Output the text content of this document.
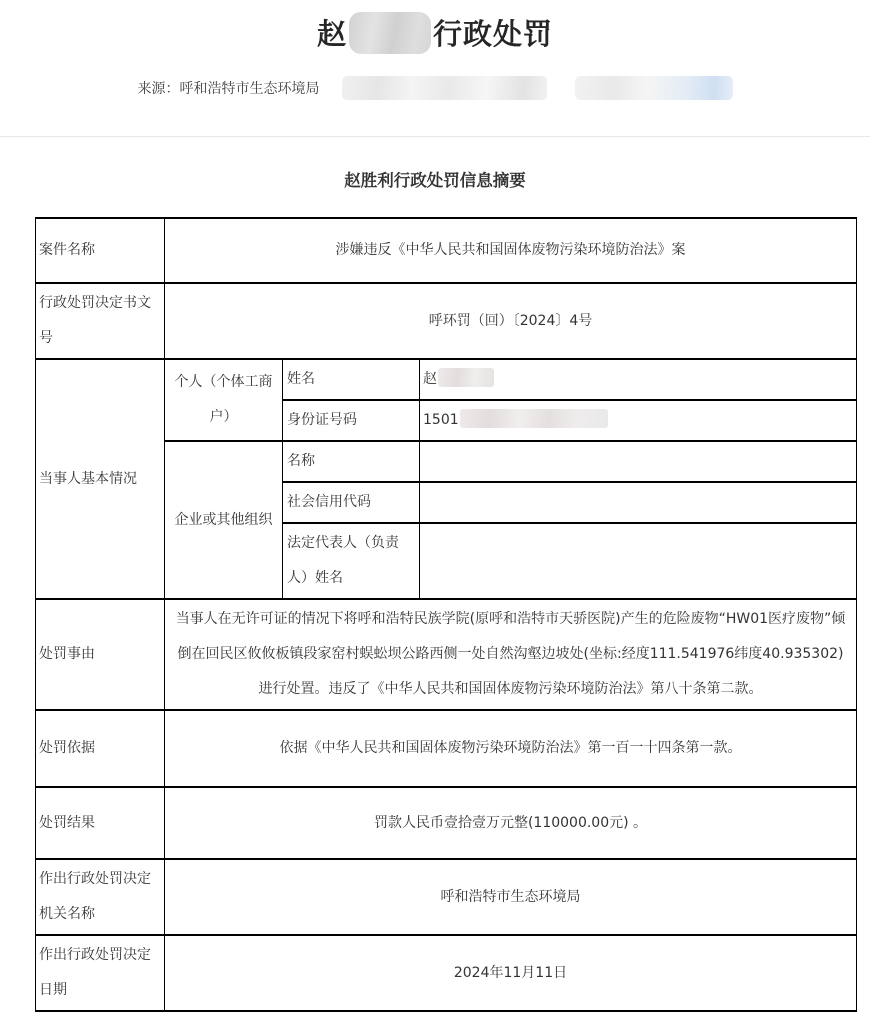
赵	行政处罚
来源：呼和浩特市生态环境局
赵胜利行政处罚信息摘要
案件名称	涉嫌违反《中华人民共和国固体废物污染环境防治法》案		
行政处罚决定书文号	呼环罚（回）〔2024〕4号		
当事人基本情况	个人（个体工商户）	姓名	赵
		身份证号码	1501
	企业或其他组织	名称	
		社会信用代码	
		法定代表人（负责人）姓名	
处罚事由	当事人在无许可证的情况下将呼和浩特民族学院(原呼和浩特市天骄医院)产生的危险废物“HW01医疗废物”倾倒在回民区攸攸板镇段家窑村蜈蚣坝公路西侧一处自然沟壑边坡处(坐标:经度111.541976纬度40.935302)进行处置。违反了《中华人民共和国固体废物污染环境防治法》第八十条第二款。		
处罚依据	依据《中华人民共和国固体废物污染环境防治法》第一百一十四条第一款。		
处罚结果	罚款人民币壹拾壹万元整(110000.00元) 。		
作出行政处罚决定机关名称	呼和浩特市生态环境局		
作出行政处罚决定日期	2024年11月11日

════════════════

Given exercise: Report every line in the data above in which the word "中华人民共和国固体废物污染环境防治法" appears.

Complete answer:
案件名称	涉嫌违反《中华人民共和国固体废物污染环境防治法》案		
处罚事由	当事人在无许可证的情况下将呼和浩特民族学院(原呼和浩特市天骄医院)产生的危险废物“HW01医疗废物”倾倒在回民区攸攸板镇段家窑村蜈蚣坝公路西侧一处自然沟壑边坡处(坐标:经度111.541976纬度40.935302)进行处置。违反了《中华人民共和国固体废物污染环境防治法》第八十条第二款。		
处罚依据	依据《中华人民共和国固体废物污染环境防治法》第一百一十四条第一款。		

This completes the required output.